> [WHAT IS NEEDED] Leave out the pictures and repeat the data exactly.

> [RECORD SET]
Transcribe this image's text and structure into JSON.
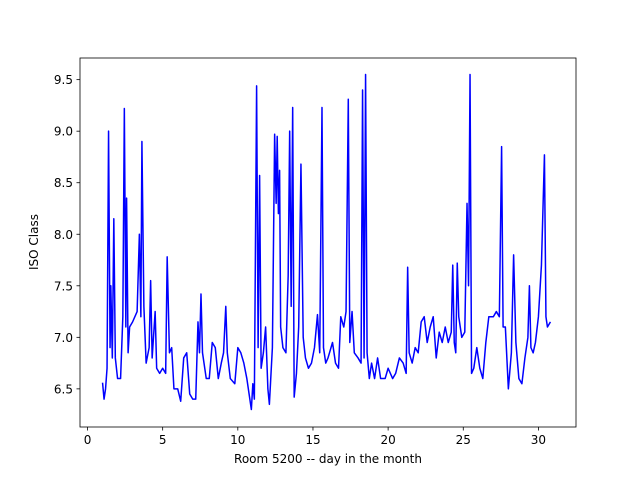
{
  "chart_data": {
    "type": "line",
    "x_label": "Room 5200 -- day in the month",
    "y_label": "ISO Class",
    "color": "#0000ff",
    "grid": false,
    "xlim": [
      -0.5,
      32.5
    ],
    "ylim": [
      6.13,
      9.71
    ],
    "xticks": [
      0,
      5,
      10,
      15,
      20,
      25,
      30
    ],
    "yticks": [
      6.5,
      {
        "value": 7,
        "label": "7.0"
      },
      7.5,
      {
        "value": 8,
        "label": "8.0"
      },
      8.5,
      {
        "value": 9,
        "label": "9.0"
      },
      9.5
    ],
    "x": [
      1.0,
      1.1,
      1.2,
      1.3,
      1.4,
      1.5,
      1.55,
      1.65,
      1.75,
      1.85,
      2.0,
      2.2,
      2.35,
      2.45,
      2.55,
      2.6,
      2.7,
      2.8,
      3.0,
      3.3,
      3.45,
      3.55,
      3.62,
      3.75,
      3.9,
      4.1,
      4.2,
      4.3,
      4.5,
      4.6,
      4.8,
      5.0,
      5.2,
      5.3,
      5.45,
      5.6,
      5.75,
      6.0,
      6.2,
      6.4,
      6.6,
      6.8,
      7.0,
      7.2,
      7.35,
      7.45,
      7.55,
      7.65,
      7.9,
      8.1,
      8.3,
      8.5,
      8.7,
      8.9,
      9.05,
      9.2,
      9.3,
      9.5,
      9.8,
      10.0,
      10.2,
      10.4,
      10.6,
      10.75,
      10.9,
      11.0,
      11.1,
      11.25,
      11.35,
      11.45,
      11.55,
      11.7,
      11.85,
      12.0,
      12.1,
      12.3,
      12.45,
      12.55,
      12.62,
      12.7,
      12.78,
      12.85,
      13.0,
      13.2,
      13.35,
      13.45,
      13.55,
      13.65,
      13.75,
      13.9,
      14.05,
      14.2,
      14.35,
      14.5,
      14.7,
      14.9,
      15.1,
      15.3,
      15.45,
      15.6,
      15.7,
      15.85,
      16.0,
      16.3,
      16.5,
      16.7,
      16.85,
      17.05,
      17.2,
      17.35,
      17.45,
      17.6,
      17.75,
      18.0,
      18.2,
      18.3,
      18.4,
      18.5,
      18.6,
      18.75,
      18.9,
      19.1,
      19.3,
      19.5,
      19.8,
      20.0,
      20.3,
      20.5,
      20.75,
      21.0,
      21.2,
      21.3,
      21.4,
      21.6,
      21.8,
      22.0,
      22.2,
      22.4,
      22.6,
      22.8,
      23.0,
      23.2,
      23.4,
      23.6,
      23.8,
      24.0,
      24.2,
      24.3,
      24.4,
      24.5,
      24.6,
      24.7,
      24.9,
      25.1,
      25.25,
      25.35,
      25.45,
      25.55,
      25.7,
      25.9,
      26.1,
      26.3,
      26.5,
      26.7,
      27.0,
      27.2,
      27.4,
      27.55,
      27.65,
      27.8,
      27.9,
      28.0,
      28.2,
      28.35,
      28.5,
      28.7,
      28.9,
      29.1,
      29.3,
      29.4,
      29.5,
      29.65,
      29.8,
      30.0,
      30.2,
      30.4,
      30.5,
      30.6,
      30.8
    ],
    "values": [
      6.56,
      6.4,
      6.5,
      6.7,
      9.0,
      6.9,
      7.5,
      6.8,
      8.15,
      6.8,
      6.6,
      6.6,
      7.2,
      9.22,
      7.1,
      8.35,
      6.85,
      7.1,
      7.15,
      7.25,
      8.0,
      7.2,
      8.9,
      7.3,
      6.75,
      6.9,
      7.55,
      6.8,
      7.25,
      6.7,
      6.65,
      6.7,
      6.65,
      7.78,
      6.85,
      6.9,
      6.5,
      6.5,
      6.38,
      6.8,
      6.85,
      6.45,
      6.4,
      6.4,
      7.15,
      6.85,
      7.42,
      6.85,
      6.6,
      6.6,
      6.95,
      6.9,
      6.6,
      6.75,
      6.85,
      7.3,
      6.85,
      6.6,
      6.55,
      6.9,
      6.85,
      6.75,
      6.6,
      6.45,
      6.3,
      6.55,
      6.4,
      9.44,
      6.9,
      8.57,
      6.7,
      6.85,
      7.1,
      6.5,
      6.35,
      6.9,
      8.97,
      8.3,
      8.95,
      8.2,
      8.62,
      7.1,
      6.9,
      6.85,
      7.6,
      9.0,
      7.3,
      9.23,
      6.42,
      6.65,
      7.1,
      8.68,
      7.0,
      6.8,
      6.7,
      6.75,
      6.9,
      7.22,
      6.85,
      9.23,
      6.9,
      6.75,
      6.8,
      6.95,
      6.75,
      6.7,
      7.2,
      7.1,
      7.25,
      9.31,
      6.95,
      7.25,
      6.85,
      6.8,
      6.75,
      9.4,
      6.8,
      9.55,
      6.85,
      6.6,
      6.75,
      6.6,
      6.8,
      6.6,
      6.6,
      6.7,
      6.6,
      6.65,
      6.8,
      6.75,
      6.65,
      7.68,
      6.85,
      6.75,
      6.9,
      6.85,
      7.15,
      7.2,
      6.95,
      7.1,
      7.2,
      6.8,
      7.05,
      6.95,
      7.1,
      6.95,
      7.05,
      7.7,
      6.95,
      6.85,
      7.72,
      7.2,
      7.0,
      7.05,
      8.3,
      7.5,
      9.55,
      6.65,
      6.7,
      6.9,
      6.7,
      6.6,
      6.95,
      7.2,
      7.2,
      7.25,
      7.2,
      8.85,
      7.1,
      7.1,
      6.8,
      6.5,
      6.85,
      7.8,
      6.95,
      6.6,
      6.55,
      6.8,
      7.0,
      7.5,
      6.9,
      6.85,
      6.95,
      7.2,
      7.7,
      8.77,
      7.2,
      7.1,
      7.15
    ]
  }
}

> [CORRECT RESPONSE]
Transcribe this image's text and structure into JSON.
{
  "chart_data": {
    "type": "line",
    "x_label": "Room 5200 -- day in the month",
    "y_label": "ISO Class",
    "color": "#0000ff",
    "grid": false,
    "xlim": [
      -0.5,
      32.5
    ],
    "ylim": [
      6.13,
      9.71
    ],
    "xticks": [
      0,
      5,
      10,
      15,
      20,
      25,
      30
    ],
    "yticks": [
      6.5,
      {
        "value": 7,
        "label": "7.0"
      },
      7.5,
      {
        "value": 8,
        "label": "8.0"
      },
      8.5,
      {
        "value": 9,
        "label": "9.0"
      },
      9.5
    ],
    "x": [
      1.0,
      1.1,
      1.2,
      1.3,
      1.4,
      1.5,
      1.55,
      1.65,
      1.75,
      1.85,
      2.0,
      2.2,
      2.35,
      2.45,
      2.55,
      2.6,
      2.7,
      2.8,
      3.0,
      3.3,
      3.45,
      3.55,
      3.62,
      3.75,
      3.9,
      4.1,
      4.2,
      4.3,
      4.5,
      4.6,
      4.8,
      5.0,
      5.2,
      5.3,
      5.45,
      5.6,
      5.75,
      6.0,
      6.2,
      6.4,
      6.6,
      6.8,
      7.0,
      7.2,
      7.35,
      7.45,
      7.55,
      7.65,
      7.9,
      8.1,
      8.3,
      8.5,
      8.7,
      8.9,
      9.05,
      9.2,
      9.3,
      9.5,
      9.8,
      10.0,
      10.2,
      10.4,
      10.6,
      10.75,
      10.9,
      11.0,
      11.1,
      11.25,
      11.35,
      11.45,
      11.55,
      11.7,
      11.85,
      12.0,
      12.1,
      12.3,
      12.45,
      12.55,
      12.62,
      12.7,
      12.78,
      12.85,
      13.0,
      13.2,
      13.35,
      13.45,
      13.55,
      13.65,
      13.75,
      13.9,
      14.05,
      14.2,
      14.35,
      14.5,
      14.7,
      14.9,
      15.1,
      15.3,
      15.45,
      15.6,
      15.7,
      15.85,
      16.0,
      16.3,
      16.5,
      16.7,
      16.85,
      17.05,
      17.2,
      17.35,
      17.45,
      17.6,
      17.75,
      18.0,
      18.2,
      18.3,
      18.4,
      18.5,
      18.6,
      18.75,
      18.9,
      19.1,
      19.3,
      19.5,
      19.8,
      20.0,
      20.3,
      20.5,
      20.75,
      21.0,
      21.2,
      21.3,
      21.4,
      21.6,
      21.8,
      22.0,
      22.2,
      22.4,
      22.6,
      22.8,
      23.0,
      23.2,
      23.4,
      23.6,
      23.8,
      24.0,
      24.2,
      24.3,
      24.4,
      24.5,
      24.6,
      24.7,
      24.9,
      25.1,
      25.25,
      25.35,
      25.45,
      25.55,
      25.7,
      25.9,
      26.1,
      26.3,
      26.5,
      26.7,
      27.0,
      27.2,
      27.4,
      27.55,
      27.65,
      27.8,
      27.9,
      28.0,
      28.2,
      28.35,
      28.5,
      28.7,
      28.9,
      29.1,
      29.3,
      29.4,
      29.5,
      29.65,
      29.8,
      30.0,
      30.2,
      30.4,
      30.5,
      30.6,
      30.8
    ],
    "values": [
      6.56,
      6.4,
      6.5,
      6.7,
      9.0,
      6.9,
      7.5,
      6.8,
      8.15,
      6.8,
      6.6,
      6.6,
      7.2,
      9.22,
      7.1,
      8.35,
      6.85,
      7.1,
      7.15,
      7.25,
      8.0,
      7.2,
      8.9,
      7.3,
      6.75,
      6.9,
      7.55,
      6.8,
      7.25,
      6.7,
      6.65,
      6.7,
      6.65,
      7.78,
      6.85,
      6.9,
      6.5,
      6.5,
      6.38,
      6.8,
      6.85,
      6.45,
      6.4,
      6.4,
      7.15,
      6.85,
      7.42,
      6.85,
      6.6,
      6.6,
      6.95,
      6.9,
      6.6,
      6.75,
      6.85,
      7.3,
      6.85,
      6.6,
      6.55,
      6.9,
      6.85,
      6.75,
      6.6,
      6.45,
      6.3,
      6.55,
      6.4,
      9.44,
      6.9,
      8.57,
      6.7,
      6.85,
      7.1,
      6.5,
      6.35,
      6.9,
      8.97,
      8.3,
      8.95,
      8.2,
      8.62,
      7.1,
      6.9,
      6.85,
      7.6,
      9.0,
      7.3,
      9.23,
      6.42,
      6.65,
      7.1,
      8.68,
      7.0,
      6.8,
      6.7,
      6.75,
      6.9,
      7.22,
      6.85,
      9.23,
      6.9,
      6.75,
      6.8,
      6.95,
      6.75,
      6.7,
      7.2,
      7.1,
      7.25,
      9.31,
      6.95,
      7.25,
      6.85,
      6.8,
      6.75,
      9.4,
      6.8,
      9.55,
      6.85,
      6.6,
      6.75,
      6.6,
      6.8,
      6.6,
      6.6,
      6.7,
      6.6,
      6.65,
      6.8,
      6.75,
      6.65,
      7.68,
      6.85,
      6.75,
      6.9,
      6.85,
      7.15,
      7.2,
      6.95,
      7.1,
      7.2,
      6.8,
      7.05,
      6.95,
      7.1,
      6.95,
      7.05,
      7.7,
      6.95,
      6.85,
      7.72,
      7.2,
      7.0,
      7.05,
      8.3,
      7.5,
      9.55,
      6.65,
      6.7,
      6.9,
      6.7,
      6.6,
      6.95,
      7.2,
      7.2,
      7.25,
      7.2,
      8.85,
      7.1,
      7.1,
      6.8,
      6.5,
      6.85,
      7.8,
      6.95,
      6.6,
      6.55,
      6.8,
      7.0,
      7.5,
      6.9,
      6.85,
      6.95,
      7.2,
      7.7,
      8.77,
      7.2,
      7.1,
      7.15
    ]
  }
}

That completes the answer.